◆ **What needs to be done**
Copy every line of the following data that includes the string "ALBION".
** START Records provided **
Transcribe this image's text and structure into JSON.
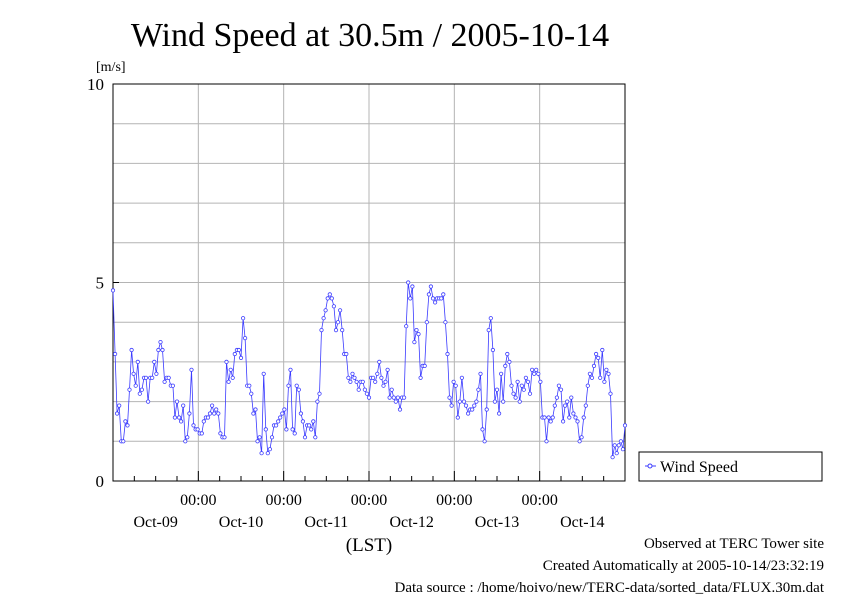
{
  "chart_data": {
    "type": "line",
    "title": "Wind Speed at 30.5m / 2005-10-14",
    "ylabel": "[m/s]",
    "xlabel": "(LST)",
    "ylim": [
      0,
      10
    ],
    "y_ticks": [
      "0",
      "5",
      "10"
    ],
    "x_tick_labels": [
      "00:00",
      "00:00",
      "00:00",
      "00:00",
      "00:00"
    ],
    "x_date_labels": [
      "Oct-09",
      "Oct-10",
      "Oct-11",
      "Oct-12",
      "Oct-13",
      "Oct-14"
    ],
    "grid": true,
    "legend_position": "right",
    "colors": {
      "series": "#3b3bff"
    },
    "series": [
      {
        "name": "Wind Speed",
        "values": [
          4.8,
          3.2,
          1.7,
          1.9,
          1.0,
          1.0,
          1.5,
          1.4,
          2.3,
          3.3,
          2.7,
          2.4,
          3.0,
          2.2,
          2.3,
          2.6,
          2.6,
          2.0,
          2.6,
          2.6,
          3.0,
          2.7,
          3.3,
          3.5,
          3.3,
          2.5,
          2.6,
          2.6,
          2.4,
          2.4,
          1.6,
          2.0,
          1.6,
          1.5,
          1.9,
          1.0,
          1.1,
          1.7,
          2.8,
          1.4,
          1.3,
          1.3,
          1.2,
          1.2,
          1.5,
          1.6,
          1.6,
          1.7,
          1.9,
          1.7,
          1.8,
          1.7,
          1.2,
          1.1,
          1.1,
          3.0,
          2.5,
          2.8,
          2.6,
          3.2,
          3.3,
          3.3,
          3.1,
          4.1,
          3.6,
          2.4,
          2.4,
          2.2,
          1.7,
          1.8,
          1.0,
          1.1,
          0.7,
          2.7,
          1.3,
          0.7,
          0.8,
          1.1,
          1.4,
          1.4,
          1.5,
          1.6,
          1.7,
          1.8,
          1.3,
          2.4,
          2.8,
          1.3,
          1.2,
          2.4,
          2.3,
          1.7,
          1.5,
          1.1,
          1.4,
          1.4,
          1.3,
          1.5,
          1.1,
          2.0,
          2.2,
          3.8,
          4.1,
          4.3,
          4.6,
          4.7,
          4.6,
          4.4,
          3.8,
          4.0,
          4.3,
          3.8,
          3.2,
          3.2,
          2.6,
          2.5,
          2.7,
          2.6,
          2.5,
          2.3,
          2.5,
          2.5,
          2.3,
          2.2,
          2.1,
          2.6,
          2.6,
          2.5,
          2.7,
          3.0,
          2.6,
          2.4,
          2.5,
          2.8,
          2.1,
          2.3,
          2.1,
          2.0,
          2.1,
          1.8,
          2.1,
          2.1,
          3.9,
          5.0,
          4.6,
          4.9,
          3.5,
          3.8,
          3.7,
          2.6,
          2.9,
          2.9,
          4.0,
          4.7,
          4.9,
          4.6,
          4.5,
          4.6,
          4.6,
          4.6,
          4.7,
          4.0,
          3.2,
          2.1,
          1.9,
          2.5,
          2.4,
          1.6,
          2.0,
          2.6,
          2.0,
          1.9,
          1.7,
          1.8,
          1.8,
          1.9,
          2.0,
          2.3,
          2.7,
          1.3,
          1.0,
          1.8,
          3.8,
          4.1,
          3.3,
          2.0,
          2.3,
          1.7,
          2.7,
          2.0,
          2.9,
          3.2,
          3.0,
          2.4,
          2.2,
          2.1,
          2.5,
          2.0,
          2.4,
          2.3,
          2.6,
          2.5,
          2.2,
          2.8,
          2.7,
          2.8,
          2.7,
          2.5,
          1.6,
          1.6,
          1.0,
          1.6,
          1.5,
          1.6,
          1.9,
          2.1,
          2.4,
          2.3,
          1.5,
          1.9,
          2.0,
          1.6,
          2.1,
          1.7,
          1.6,
          1.5,
          1.0,
          1.1,
          1.6,
          1.9,
          2.4,
          2.7,
          2.6,
          2.9,
          3.2,
          3.1,
          2.6,
          3.3,
          2.5,
          2.8,
          2.7,
          2.2,
          0.6,
          0.9,
          0.7,
          0.9,
          1.0,
          0.8,
          1.4
        ]
      }
    ]
  },
  "footer": {
    "observed": "Observed at TERC Tower site",
    "created": "Created Automatically at 2005-10-14/23:32:19",
    "source": "Data source : /home/hoivo/new/TERC-data/sorted_data/FLUX.30m.dat"
  }
}
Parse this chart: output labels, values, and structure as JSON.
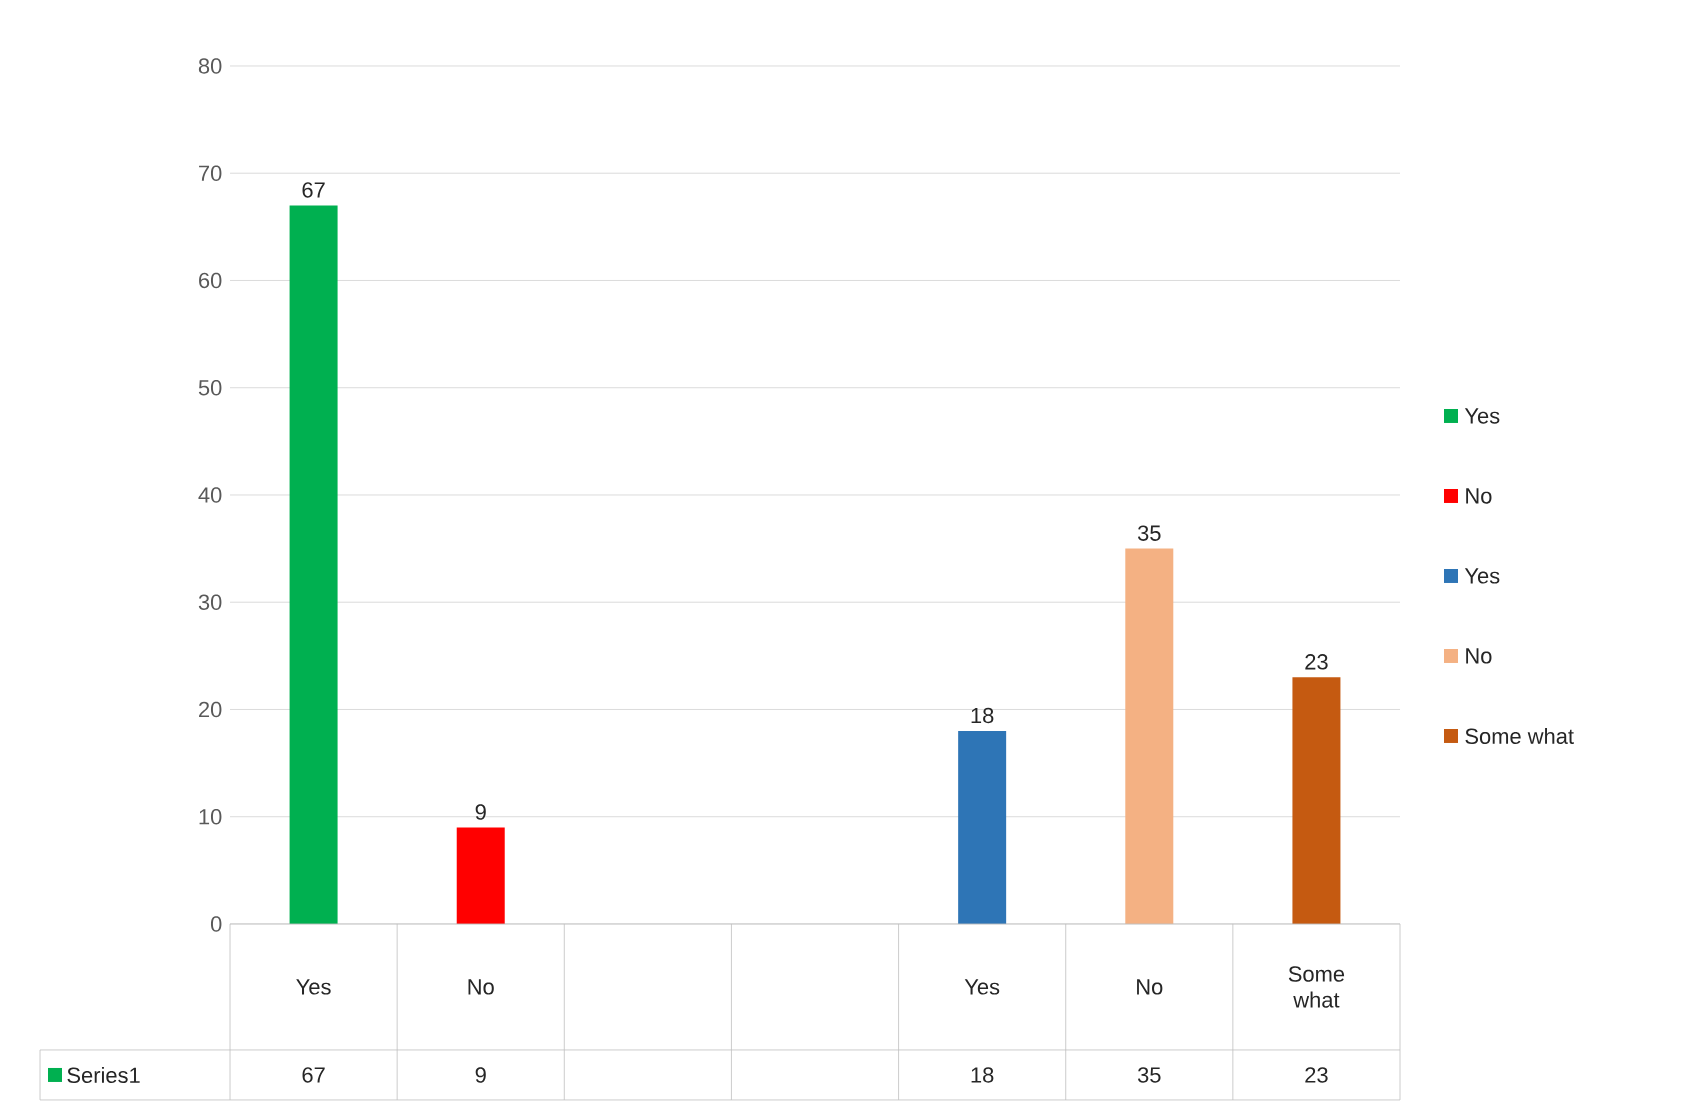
{
  "chart_data": {
    "type": "bar",
    "categories": [
      "Yes",
      "No",
      null,
      null,
      "Yes",
      "No",
      "Some what"
    ],
    "series": [
      {
        "name": "Series1",
        "colors": [
          "#00b050",
          "#ff0000",
          null,
          null,
          "#2e75b6",
          "#f4b183",
          "#c55a11"
        ],
        "values": [
          67,
          9,
          null,
          null,
          18,
          35,
          23
        ],
        "value_labels": [
          "67",
          "9",
          null,
          null,
          "18",
          "35",
          "23"
        ]
      }
    ],
    "ylim": [
      0,
      80
    ],
    "yticks": [
      0,
      10,
      20,
      30,
      40,
      50,
      60,
      70,
      80
    ],
    "grid": "y",
    "legend": "bottom left"
  }
}
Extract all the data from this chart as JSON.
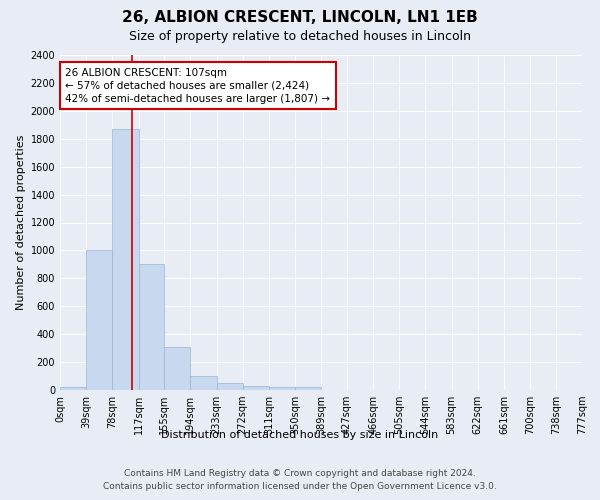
{
  "title1": "26, ALBION CRESCENT, LINCOLN, LN1 1EB",
  "title2": "Size of property relative to detached houses in Lincoln",
  "xlabel": "Distribution of detached houses by size in Lincoln",
  "ylabel": "Number of detached properties",
  "bar_edges": [
    0,
    39,
    78,
    117,
    155,
    194,
    233,
    272,
    311,
    350,
    389,
    427,
    466,
    505,
    544,
    583,
    622,
    661,
    700,
    738,
    777
  ],
  "bar_heights": [
    20,
    1005,
    1870,
    900,
    305,
    100,
    50,
    30,
    20,
    20,
    0,
    0,
    0,
    0,
    0,
    0,
    0,
    0,
    0,
    0
  ],
  "bar_color": "#c8d8ee",
  "bar_edgecolor": "#9ab4d4",
  "property_line_x": 107,
  "vline_color": "#cc0000",
  "annotation_text": "26 ALBION CRESCENT: 107sqm\n← 57% of detached houses are smaller (2,424)\n42% of semi-detached houses are larger (1,807) →",
  "annotation_box_color": "white",
  "annotation_box_edgecolor": "#cc0000",
  "ylim": [
    0,
    2400
  ],
  "yticks": [
    0,
    200,
    400,
    600,
    800,
    1000,
    1200,
    1400,
    1600,
    1800,
    2000,
    2200,
    2400
  ],
  "bg_color": "#e8edf5",
  "plot_bg_color": "#e8edf5",
  "footer1": "Contains HM Land Registry data © Crown copyright and database right 2024.",
  "footer2": "Contains public sector information licensed under the Open Government Licence v3.0.",
  "title1_fontsize": 11,
  "title2_fontsize": 9,
  "xlabel_fontsize": 8,
  "ylabel_fontsize": 8,
  "tick_fontsize": 7,
  "footer_fontsize": 6.5,
  "annotation_fontsize": 7.5
}
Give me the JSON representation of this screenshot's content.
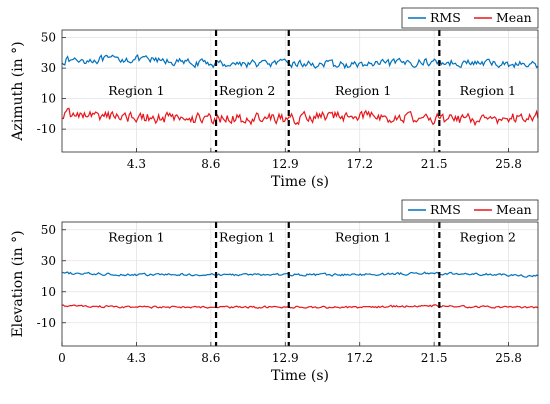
{
  "chart_data": [
    {
      "type": "line",
      "xlabel": "Time (s)",
      "ylabel": "Azimuth (in °)",
      "xlim": [
        0,
        27.5
      ],
      "ylim": [
        -25,
        55
      ],
      "xticks": [
        "4.3",
        "8.6",
        "12.9",
        "17.2",
        "21.5",
        "25.8"
      ],
      "yticks": [
        "-10",
        "10",
        "30",
        "50"
      ],
      "grid": true,
      "legend_position": "top-right",
      "dividers": [
        8.9,
        13.1,
        21.8
      ],
      "regions": [
        {
          "label": "Region 1",
          "x": 4.3,
          "y": 15
        },
        {
          "label": "Region 2",
          "x": 10.7,
          "y": 15
        },
        {
          "label": "Region 1",
          "x": 17.4,
          "y": 15
        },
        {
          "label": "Region 1",
          "x": 24.6,
          "y": 15
        }
      ],
      "series": [
        {
          "name": "RMS",
          "color": "#0072BD",
          "base": 33,
          "noise": 2.2,
          "profile": [
            [
              0,
              35
            ],
            [
              4,
              36
            ],
            [
              8,
              33
            ],
            [
              13,
              33
            ],
            [
              17,
              32
            ],
            [
              21,
              34
            ],
            [
              25,
              33
            ],
            [
              27.5,
              32
            ]
          ]
        },
        {
          "name": "Mean",
          "color": "#E8161B",
          "base": -2,
          "noise": 3.2,
          "profile": [
            [
              0,
              0
            ],
            [
              4,
              -2
            ],
            [
              8,
              -3
            ],
            [
              13,
              -3
            ],
            [
              17,
              -1
            ],
            [
              21,
              -3
            ],
            [
              25,
              -4
            ],
            [
              27.5,
              -1
            ]
          ]
        }
      ]
    },
    {
      "type": "line",
      "xlabel": "Time (s)",
      "ylabel": "Elevation (in °)",
      "xlim": [
        0,
        27.5
      ],
      "ylim": [
        -25,
        55
      ],
      "xticks": [
        "0",
        "4.3",
        "8.6",
        "12.9",
        "17.2",
        "21.5",
        "25.8"
      ],
      "yticks": [
        "-10",
        "10",
        "30",
        "50"
      ],
      "grid": true,
      "legend_position": "top-right",
      "dividers": [
        8.9,
        13.1,
        21.8
      ],
      "regions": [
        {
          "label": "Region 1",
          "x": 4.3,
          "y": 45
        },
        {
          "label": "Region 1",
          "x": 10.7,
          "y": 45
        },
        {
          "label": "Region 1",
          "x": 17.4,
          "y": 45
        },
        {
          "label": "Region 2",
          "x": 24.6,
          "y": 45
        }
      ],
      "series": [
        {
          "name": "RMS",
          "color": "#0072BD",
          "base": 21,
          "noise": 0.7,
          "profile": [
            [
              0,
              22
            ],
            [
              4,
              21
            ],
            [
              8,
              21
            ],
            [
              13,
              21
            ],
            [
              17,
              21
            ],
            [
              21,
              22
            ],
            [
              25,
              21
            ],
            [
              27.5,
              20
            ]
          ]
        },
        {
          "name": "Mean",
          "color": "#E8161B",
          "base": 0,
          "noise": 0.6,
          "profile": [
            [
              0,
              1
            ],
            [
              4,
              0
            ],
            [
              8,
              0
            ],
            [
              13,
              0
            ],
            [
              17,
              0
            ],
            [
              21,
              1
            ],
            [
              25,
              0
            ],
            [
              27.5,
              0
            ]
          ]
        }
      ]
    }
  ]
}
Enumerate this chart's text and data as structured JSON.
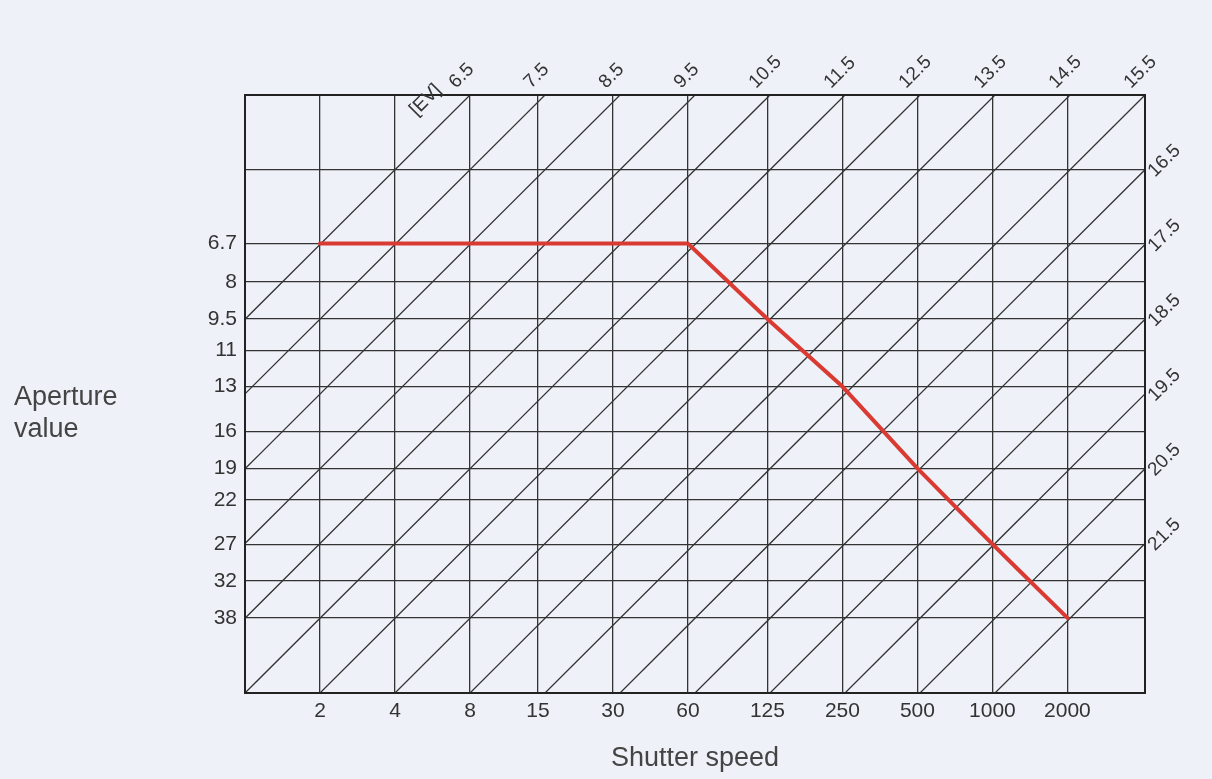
{
  "chart_data": {
    "type": "line",
    "xlabel": "Shutter speed",
    "ylabel": "Aperture value",
    "log": "xy",
    "xlim": [
      1,
      4096
    ],
    "xticks": [
      2,
      4,
      8,
      15,
      30,
      60,
      125,
      250,
      500,
      1000,
      2000
    ],
    "ylim": [
      53.82,
      3.364
    ],
    "yticks": [
      {
        "value": 3.364,
        "label": null
      },
      {
        "value": 4.757,
        "label": null
      },
      6.7,
      8,
      9.5,
      11,
      13,
      16,
      19,
      22,
      27,
      32,
      38
    ],
    "grid": true,
    "legend": false,
    "marker": "none",
    "line_style": "solid",
    "annotations": [
      "[EV]"
    ],
    "series": [
      {
        "name": "6.5",
        "color": "#333333",
        "x": [
          1,
          8
        ],
        "values": [
          9.514,
          3.364
        ]
      },
      {
        "name": "7.5",
        "color": "#333333",
        "x": [
          1,
          16
        ],
        "values": [
          13.45,
          3.364
        ]
      },
      {
        "name": "8.5",
        "color": "#333333",
        "x": [
          1,
          32
        ],
        "values": [
          19.03,
          3.364
        ]
      },
      {
        "name": "9.5",
        "color": "#333333",
        "x": [
          1,
          64
        ],
        "values": [
          26.91,
          3.364
        ]
      },
      {
        "name": "10.5",
        "color": "#333333",
        "x": [
          1,
          128
        ],
        "values": [
          38.05,
          3.364
        ]
      },
      {
        "name": "11.5",
        "color": "#333333",
        "x": [
          1,
          256
        ],
        "values": [
          53.82,
          3.364
        ]
      },
      {
        "name": "12.5",
        "color": "#333333",
        "x": [
          2,
          512
        ],
        "values": [
          53.82,
          3.364
        ]
      },
      {
        "name": "13.5",
        "color": "#333333",
        "x": [
          4,
          1024
        ],
        "values": [
          53.82,
          3.364
        ]
      },
      {
        "name": "14.5",
        "color": "#333333",
        "x": [
          8,
          2048
        ],
        "values": [
          53.82,
          3.364
        ]
      },
      {
        "name": "15.5",
        "color": "#333333",
        "x": [
          16,
          4096
        ],
        "values": [
          53.82,
          3.364
        ]
      },
      {
        "name": "16.5",
        "color": "#333333",
        "x": [
          32,
          4096
        ],
        "values": [
          53.82,
          4.757
        ]
      },
      {
        "name": "17.5",
        "color": "#333333",
        "x": [
          64,
          4096
        ],
        "values": [
          53.82,
          6.727
        ]
      },
      {
        "name": "18.5",
        "color": "#333333",
        "x": [
          128,
          4096
        ],
        "values": [
          53.82,
          9.514
        ]
      },
      {
        "name": "19.5",
        "color": "#333333",
        "x": [
          256,
          4096
        ],
        "values": [
          53.82,
          13.45
        ]
      },
      {
        "name": "20.5",
        "color": "#333333",
        "x": [
          512,
          4096
        ],
        "values": [
          53.82,
          19.03
        ]
      },
      {
        "name": "21.5",
        "color": "#333333",
        "x": [
          1024,
          4096
        ],
        "values": [
          53.82,
          26.91
        ]
      },
      {
        "color": "#d93a32",
        "x": [
          2,
          4,
          8,
          15,
          30,
          60,
          125,
          250,
          500,
          1000,
          2000
        ],
        "values": [
          6.7,
          6.7,
          6.7,
          6.7,
          6.7,
          6.7,
          9.5,
          13,
          19,
          27,
          38
        ]
      }
    ]
  }
}
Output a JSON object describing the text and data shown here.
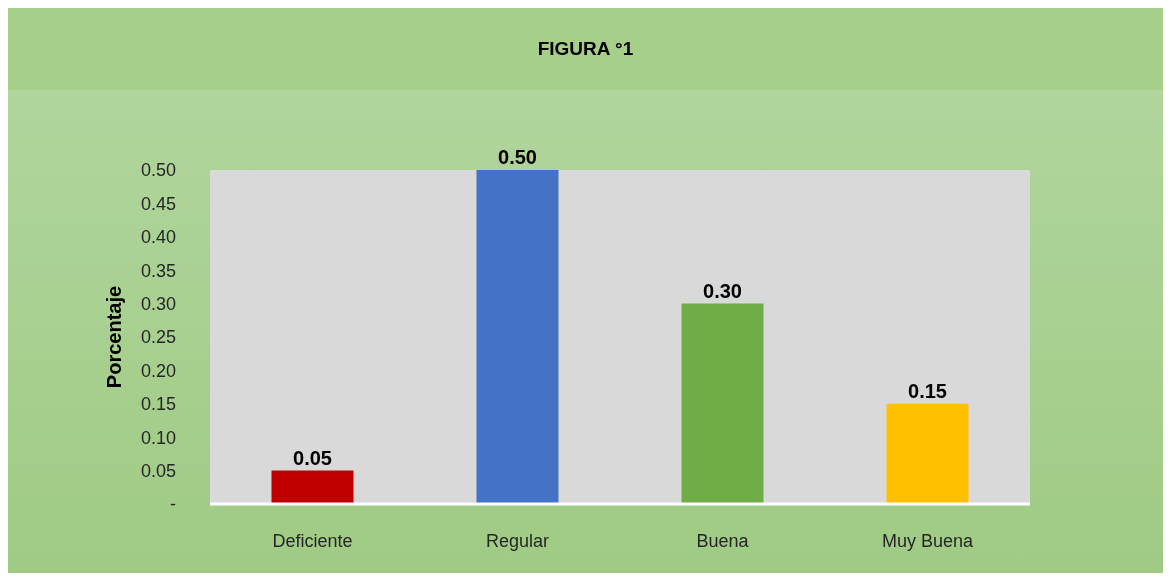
{
  "chart_data": {
    "type": "bar",
    "title": "FIGURA °1",
    "ylabel": "Porcentaje",
    "categories": [
      "Deficiente",
      "Regular",
      "Buena",
      "Muy Buena"
    ],
    "values": [
      0.05,
      0.5,
      0.3,
      0.15
    ],
    "colors": [
      "#c00000",
      "#4472c4",
      "#70ad47",
      "#ffc000"
    ],
    "value_labels": [
      "0.05",
      "0.50",
      "0.30",
      "0.15"
    ],
    "ylim": [
      0,
      0.5
    ],
    "yticks": [
      {
        "value": 0,
        "label": "-"
      },
      0.05,
      {
        "value": 0.1,
        "label": "0.10"
      },
      0.15,
      {
        "value": 0.2,
        "label": "0.20"
      },
      0.25,
      {
        "value": 0.3,
        "label": "0.30"
      },
      0.35,
      {
        "value": 0.4,
        "label": "0.40"
      },
      0.45,
      {
        "value": 0.5,
        "label": "0.50"
      }
    ],
    "grid": false,
    "legend": false
  }
}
** END Records provided **
◆ **Solution**
  "title1": "26, ALBION CRESCENT, LINCOLN, LN1 1EB",
  "annotation_text": "26 ALBION CRESCENT: 107sqm\n← 57% of detached houses are smaller (2,424)\n42% of semi-detached houses are larger (1,807) →",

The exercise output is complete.